What to produce: Quote the material below verbatim, line for line, and omit the pictures from your reproduction.
-------------------------
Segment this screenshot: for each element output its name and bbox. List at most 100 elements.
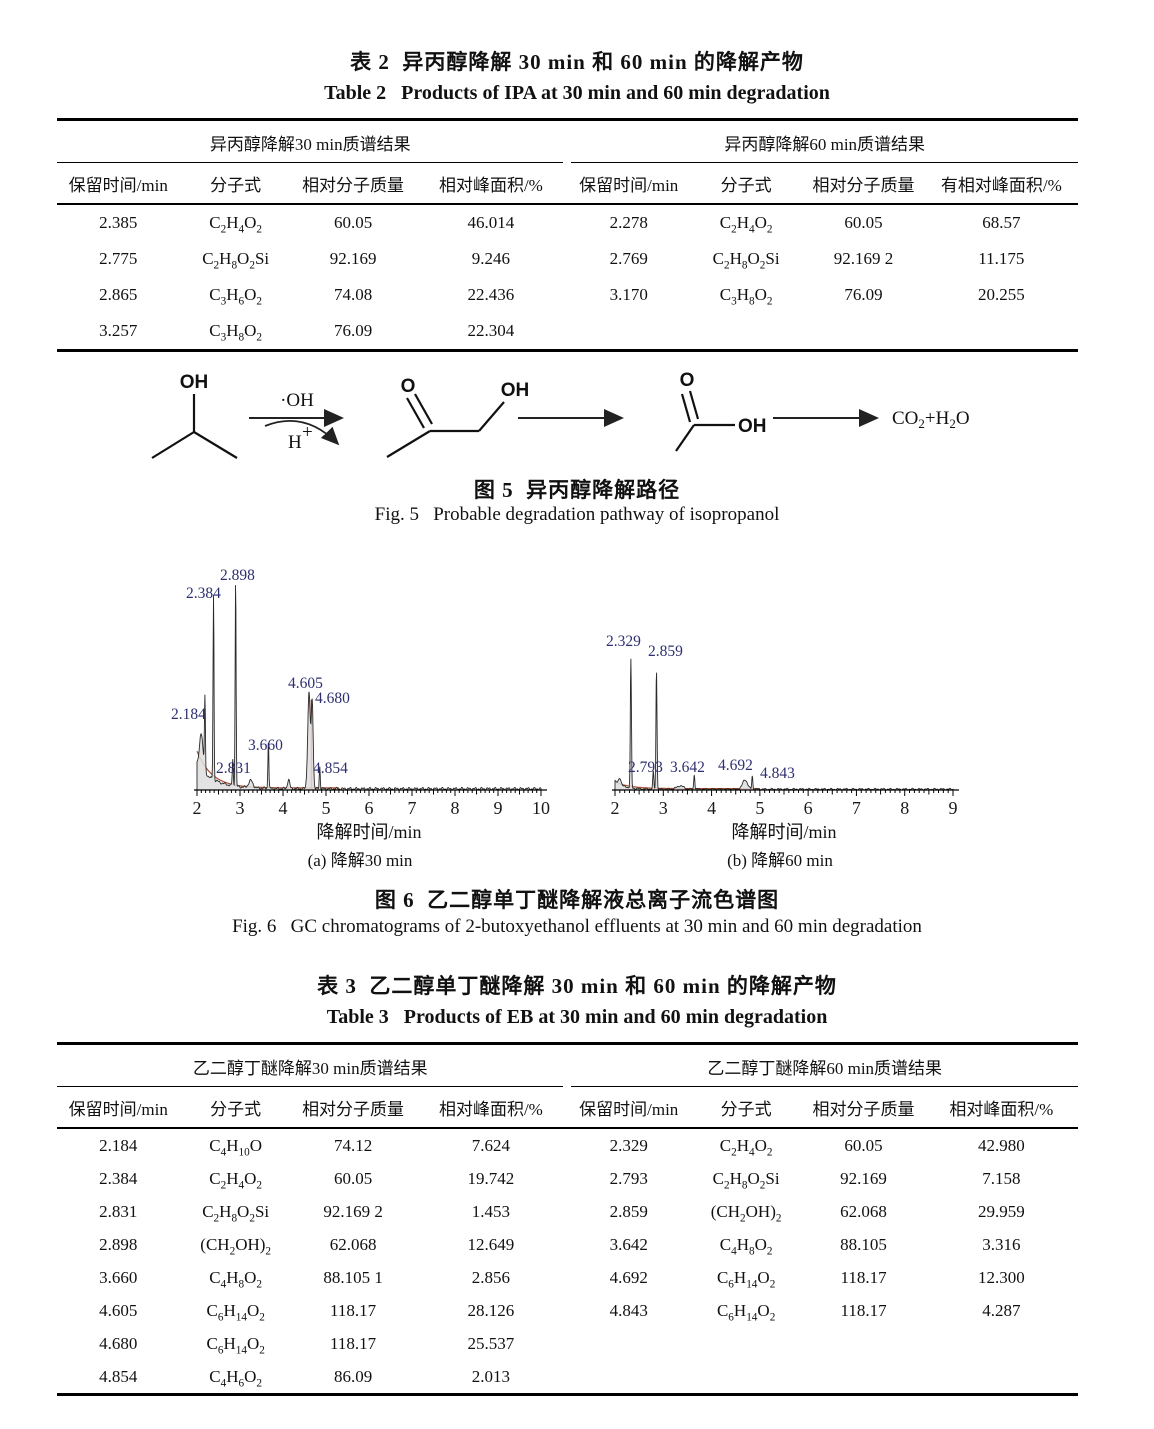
table-cell: 68.57 bbox=[982, 213, 1021, 232]
chromatogram-plot: 2 3 4 5 6 7 8 9 降解时间/min 2.329 2.793 2.859 3.642 4.69… bbox=[606, 633, 959, 842]
table-cell: 2.013 bbox=[471, 1367, 511, 1386]
proton-curved-arrow bbox=[264, 420, 340, 446]
table-cell: 20.255 bbox=[977, 285, 1025, 304]
table-row: 2.775 C2H8O2Si 92.169 9.246 2.769 C2H8O2Si 92.… bbox=[57, 241, 1078, 277]
table-row: 2.865 C3H6O2 74.08 22.436 3.170 C3H8O2 76.09 20… bbox=[57, 277, 1078, 313]
figure6-caption-zh: 图 6 乙二醇单丁醚降解液总离子流色谱图 bbox=[374, 888, 780, 912]
table-cell: 9.246 bbox=[471, 249, 511, 268]
column-header: 保留时间/min bbox=[579, 176, 679, 195]
x-tick-label: 10 bbox=[532, 798, 550, 818]
table-cell: 3.316 bbox=[982, 1235, 1021, 1254]
x-tick-label: 9 bbox=[949, 798, 958, 818]
column-header: 相对峰面积/% bbox=[438, 176, 543, 195]
group-header-left: 异丙醇降解30 min质谱结果 bbox=[57, 121, 564, 163]
peak-label: 4.680 bbox=[315, 690, 350, 707]
table-cell: 2.831 bbox=[99, 1202, 138, 1221]
table-cell: C2H4O2 bbox=[719, 213, 773, 236]
table-cell: 12.300 bbox=[977, 1268, 1025, 1287]
peak-label: 4.854 bbox=[313, 760, 348, 777]
table-cell bbox=[925, 1327, 1078, 1360]
table-cell: 118.17 bbox=[330, 1334, 377, 1353]
table-cell: C2H4O2 bbox=[719, 1136, 773, 1159]
table-header-rule bbox=[57, 1127, 1078, 1129]
table-cell: 92.169 bbox=[840, 1169, 887, 1188]
column-header: 有相对峰面积/% bbox=[940, 176, 1062, 195]
table2-title-en: Table 2 Products of IPA at 30 min and 60… bbox=[324, 82, 830, 104]
table-cell: 46.014 bbox=[467, 213, 515, 232]
table-cell: 3.660 bbox=[99, 1268, 138, 1287]
column-header: 分子式 bbox=[720, 1100, 772, 1119]
table-cell: 1.453 bbox=[471, 1202, 511, 1221]
column-header: 分子式 bbox=[210, 1100, 262, 1119]
x-tick-label: 4 bbox=[279, 798, 288, 818]
table-cell bbox=[802, 1327, 925, 1360]
table-cell: C6H14O2 bbox=[716, 1268, 776, 1291]
table-cell: C4H6O2 bbox=[209, 1367, 263, 1390]
table-cell: 60.05 bbox=[844, 213, 883, 232]
table-row: 2.898 (CH2OH)2 62.068 12.649 3.642 C4H8O2 88.1… bbox=[57, 1228, 1078, 1261]
peak-label: 2.831 bbox=[216, 760, 251, 777]
group-header-right: 乙二醇丁醚降解60 min质谱结果 bbox=[571, 1045, 1078, 1087]
table-cell: C6H14O2 bbox=[206, 1334, 265, 1357]
table2: 异丙醇降解30 min质谱结果 异丙醇降解60 min质谱结果 保留时间/min 分子… bbox=[57, 118, 1078, 352]
table-cell bbox=[567, 313, 690, 349]
table-cell: 29.959 bbox=[977, 1202, 1025, 1221]
table-row: 2.385 C2H4O2 60.05 46.014 2.278 C2H4O2 60.05 68… bbox=[57, 205, 1078, 241]
x-tick-label: 7 bbox=[408, 798, 417, 818]
table-cell: 28.126 bbox=[467, 1301, 515, 1320]
table-cell: 60.05 bbox=[844, 1136, 883, 1155]
figure5-caption-en: Fig. 5 Probable degradation pathway of i… bbox=[374, 504, 780, 525]
table-column-header-row: 保留时间/min 分子式 相对分子质量 相对峰面积/% 保留时间/min 分子式 相对分子质… bbox=[57, 1087, 1078, 1127]
peak-label: 3.660 bbox=[248, 737, 283, 754]
x-axis-label: 降解时间/min bbox=[316, 822, 421, 842]
table-header-rule bbox=[57, 203, 1078, 205]
x-tick-label: 4 bbox=[707, 798, 716, 818]
table-cell: C2H8O2Si bbox=[202, 1202, 270, 1225]
table-cell bbox=[925, 313, 1078, 349]
x-tick-label: 2 bbox=[611, 798, 620, 818]
table-cell: 22.436 bbox=[467, 285, 515, 304]
table-cell: 62.068 bbox=[329, 1235, 377, 1254]
table-group-header-row: 乙二醇丁醚降解30 min质谱结果 乙二醇丁醚降解60 min质谱结果 bbox=[57, 1045, 1078, 1087]
table-row: 4.854 C4H6O2 86.09 2.013 bbox=[57, 1360, 1078, 1393]
peak-label: 2.793 bbox=[628, 759, 663, 776]
x-axis-label: 降解时间/min bbox=[731, 822, 836, 842]
table-cell: 2.278 bbox=[609, 213, 648, 232]
table-group-header-row: 异丙醇降解30 min质谱结果 异丙醇降解60 min质谱结果 bbox=[57, 121, 1078, 163]
column-header: 相对分子质量 bbox=[812, 1100, 915, 1119]
table-cell: C2H8O2Si bbox=[712, 249, 780, 272]
acetic-acid-oh-label: OH bbox=[738, 416, 767, 437]
table-cell: 4.605 bbox=[99, 1301, 138, 1320]
column-header: 保留时间/min bbox=[579, 1100, 679, 1119]
x-tick-label: 2 bbox=[193, 798, 202, 818]
table-cell: 60.05 bbox=[333, 213, 373, 232]
table-cell: 2.856 bbox=[471, 1268, 511, 1287]
proton-label: H bbox=[288, 432, 302, 453]
table-row: 3.257 C3H8O2 76.09 22.304 bbox=[57, 313, 1078, 349]
table-cell: 2.385 bbox=[99, 213, 138, 232]
isopropanol-oh-label: OH bbox=[180, 372, 209, 393]
table3-title-zh: 表 3 乙二醇单丁醚降解 30 min 和 60 min 的降解产物 bbox=[317, 974, 837, 998]
table-cell: 3.642 bbox=[609, 1235, 648, 1254]
table-cell: 19.742 bbox=[467, 1169, 515, 1188]
table-cell: 2.865 bbox=[99, 285, 138, 304]
table-cell: 7.158 bbox=[982, 1169, 1021, 1188]
proton-sup-label: + bbox=[302, 422, 313, 443]
trace-line bbox=[196, 585, 542, 791]
x-tick-label: 7 bbox=[852, 798, 861, 818]
table3-title-en: Table 3 Products of EB at 30 min and 60 … bbox=[326, 1006, 828, 1028]
table-cell: 118.17 bbox=[840, 1268, 887, 1287]
x-tick-label: 6 bbox=[365, 798, 374, 818]
chromatogram-a-subcaption: (a) 降解30 min bbox=[307, 851, 413, 870]
table-cell bbox=[690, 313, 802, 349]
peak-label: 2.859 bbox=[648, 643, 683, 660]
table-cell: 12.649 bbox=[467, 1235, 515, 1254]
table-cell: C2H8O2Si bbox=[712, 1169, 780, 1192]
table-cell bbox=[802, 1360, 925, 1393]
group-header-right: 异丙醇降解60 min质谱结果 bbox=[571, 121, 1078, 163]
table-cell bbox=[690, 1360, 802, 1393]
chromatogram-30min: 2 3 4 5 6 7 8 9 10 降解时间/min 2.184 2.384 2.831 2.898 3.… bbox=[155, 552, 565, 852]
x-tick-label: 8 bbox=[451, 798, 460, 818]
table-column-header-row: 保留时间/min 分子式 相对分子质量 相对峰面积/% 保留时间/min 分子式 相对分子质… bbox=[57, 163, 1078, 203]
-------------------------
Worked solution:
Segment this screenshot: for each element output its name and bbox. List at most 100 elements.
table-cell: 68.57 bbox=[982, 213, 1021, 232]
chromatogram-plot: 2 3 4 5 6 7 8 9 降解时间/min 2.329 2.793 2.859 3.642 4.69… bbox=[606, 633, 959, 842]
table-cell: 2.013 bbox=[471, 1367, 511, 1386]
proton-curved-arrow bbox=[264, 420, 340, 446]
table-cell: 20.255 bbox=[977, 285, 1025, 304]
table-row: 2.775 C2H8O2Si 92.169 9.246 2.769 C2H8O2Si 92.… bbox=[57, 241, 1078, 277]
table-row: 2.865 C3H6O2 74.08 22.436 3.170 C3H8O2 76.09 20… bbox=[57, 277, 1078, 313]
figure6-caption-zh: 图 6 乙二醇单丁醚降解液总离子流色谱图 bbox=[374, 888, 780, 912]
table-cell: 9.246 bbox=[471, 249, 511, 268]
column-header: 保留时间/min bbox=[579, 176, 679, 195]
x-tick-label: 10 bbox=[532, 798, 550, 818]
table-cell: 3.316 bbox=[982, 1235, 1021, 1254]
x-tick-label: 9 bbox=[949, 798, 958, 818]
column-header: 相对峰面积/% bbox=[438, 176, 543, 195]
group-header-left: 异丙醇降解30 min质谱结果 bbox=[57, 121, 564, 163]
peak-label: 4.680 bbox=[315, 690, 350, 707]
table-cell: 2.831 bbox=[99, 1202, 138, 1221]
table-cell: C2H4O2 bbox=[719, 213, 773, 236]
table-cell: 12.300 bbox=[977, 1268, 1025, 1287]
peak-label: 4.854 bbox=[313, 760, 348, 777]
table-cell bbox=[925, 1327, 1078, 1360]
table-cell: 118.17 bbox=[330, 1334, 377, 1353]
table-cell: C2H4O2 bbox=[719, 1136, 773, 1159]
table-header-rule bbox=[57, 1127, 1078, 1129]
table-cell: 92.169 bbox=[840, 1169, 887, 1188]
column-header: 有相对峰面积/% bbox=[940, 176, 1062, 195]
table2-title-en: Table 2 Products of IPA at 30 min and 60… bbox=[324, 82, 830, 104]
table-cell: 46.014 bbox=[467, 213, 515, 232]
table-cell: 3.660 bbox=[99, 1268, 138, 1287]
column-header: 分子式 bbox=[720, 1100, 772, 1119]
table-cell: 1.453 bbox=[471, 1202, 511, 1221]
column-header: 分子式 bbox=[210, 1100, 262, 1119]
x-tick-label: 4 bbox=[279, 798, 288, 818]
table-cell bbox=[802, 1327, 925, 1360]
table-cell: C6H14O2 bbox=[716, 1268, 776, 1291]
table-cell: C4H6O2 bbox=[209, 1367, 263, 1390]
table-cell: 60.05 bbox=[844, 213, 883, 232]
table-row: 2.898 (CH2OH)2 62.068 12.649 3.642 C4H8O2 88.1… bbox=[57, 1228, 1078, 1261]
peak-label: 2.831 bbox=[216, 760, 251, 777]
group-header-right: 乙二醇丁醚降解60 min质谱结果 bbox=[571, 1045, 1078, 1087]
table-cell: C6H14O2 bbox=[206, 1334, 265, 1357]
table2: 异丙醇降解30 min质谱结果 异丙醇降解60 min质谱结果 保留时间/min 分子… bbox=[57, 118, 1078, 352]
table-cell bbox=[567, 313, 690, 349]
table-cell: 29.959 bbox=[977, 1202, 1025, 1221]
table-row: 2.385 C2H4O2 60.05 46.014 2.278 C2H4O2 60.05 68… bbox=[57, 205, 1078, 241]
x-tick-label: 7 bbox=[408, 798, 417, 818]
table-cell: 28.126 bbox=[467, 1301, 515, 1320]
table-cell: 60.05 bbox=[844, 1136, 883, 1155]
figure5-caption-en: Fig. 5 Probable degradation pathway of i… bbox=[374, 504, 780, 525]
table-column-header-row: 保留时间/min 分子式 相对分子质量 相对峰面积/% 保留时间/min 分子式 相对分子质… bbox=[57, 1087, 1078, 1127]
peak-label: 3.660 bbox=[248, 737, 283, 754]
x-axis-label: 降解时间/min bbox=[316, 822, 421, 842]
table-header-rule bbox=[57, 203, 1078, 205]
x-tick-label: 4 bbox=[707, 798, 716, 818]
table-cell: C2H8O2Si bbox=[202, 1202, 270, 1225]
table-cell bbox=[925, 313, 1078, 349]
x-tick-label: 2 bbox=[611, 798, 620, 818]
table-cell: 22.436 bbox=[467, 285, 515, 304]
table-cell: 62.068 bbox=[329, 1235, 377, 1254]
table-group-header-row: 乙二醇丁醚降解30 min质谱结果 乙二醇丁醚降解60 min质谱结果 bbox=[57, 1045, 1078, 1087]
table-row: 4.854 C4H6O2 86.09 2.013 bbox=[57, 1360, 1078, 1393]
peak-label: 2.793 bbox=[628, 759, 663, 776]
x-axis-label: 降解时间/min bbox=[731, 822, 836, 842]
table-cell: 2.278 bbox=[609, 213, 648, 232]
table-group-header-row: 异丙醇降解30 min质谱结果 异丙醇降解60 min质谱结果 bbox=[57, 121, 1078, 163]
column-header: 相对分子质量 bbox=[812, 1100, 915, 1119]
table-cell: C2H8O2Si bbox=[712, 249, 780, 272]
acetic-acid-oh-label: OH bbox=[738, 416, 767, 437]
table-cell: 4.605 bbox=[99, 1301, 138, 1320]
column-header: 保留时间/min bbox=[579, 1100, 679, 1119]
x-tick-label: 2 bbox=[193, 798, 202, 818]
table-cell: 60.05 bbox=[333, 213, 373, 232]
table-cell: 2.856 bbox=[471, 1268, 511, 1287]
proton-label: H bbox=[288, 432, 302, 453]
table-row: 3.257 C3H8O2 76.09 22.304 bbox=[57, 313, 1078, 349]
table-cell: 2.385 bbox=[99, 213, 138, 232]
isopropanol-oh-label: OH bbox=[180, 372, 209, 393]
table3-title-zh: 表 3 乙二醇单丁醚降解 30 min 和 60 min 的降解产物 bbox=[317, 974, 837, 998]
table-cell: 3.642 bbox=[609, 1235, 648, 1254]
table-cell: 19.742 bbox=[467, 1169, 515, 1188]
table-cell: 2.865 bbox=[99, 285, 138, 304]
table-cell: 7.158 bbox=[982, 1169, 1021, 1188]
proton-sup-label: + bbox=[302, 422, 313, 443]
trace-line bbox=[196, 585, 542, 791]
x-tick-label: 7 bbox=[852, 798, 861, 818]
table3-title-en: Table 3 Products of EB at 30 min and 60 … bbox=[326, 1006, 828, 1028]
table-cell: 118.17 bbox=[840, 1268, 887, 1287]
x-tick-label: 6 bbox=[365, 798, 374, 818]
chromatogram-a-subcaption: (a) 降解30 min bbox=[307, 851, 413, 870]
table-cell bbox=[690, 313, 802, 349]
peak-label: 2.859 bbox=[648, 643, 683, 660]
table-cell: 12.649 bbox=[467, 1235, 515, 1254]
table-cell: C2H8O2Si bbox=[712, 1169, 780, 1192]
table-cell bbox=[802, 1360, 925, 1393]
group-header-right: 异丙醇降解60 min质谱结果 bbox=[571, 121, 1078, 163]
table-cell bbox=[690, 1360, 802, 1393]
chromatogram-30min: 2 3 4 5 6 7 8 9 10 降解时间/min 2.184 2.384 2.831 2.898 3.… bbox=[155, 552, 565, 852]
x-tick-label: 8 bbox=[451, 798, 460, 818]
table-column-header-row: 保留时间/min 分子式 相对分子质量 相对峰面积/% 保留时间/min 分子式 相对分子质… bbox=[57, 163, 1078, 203]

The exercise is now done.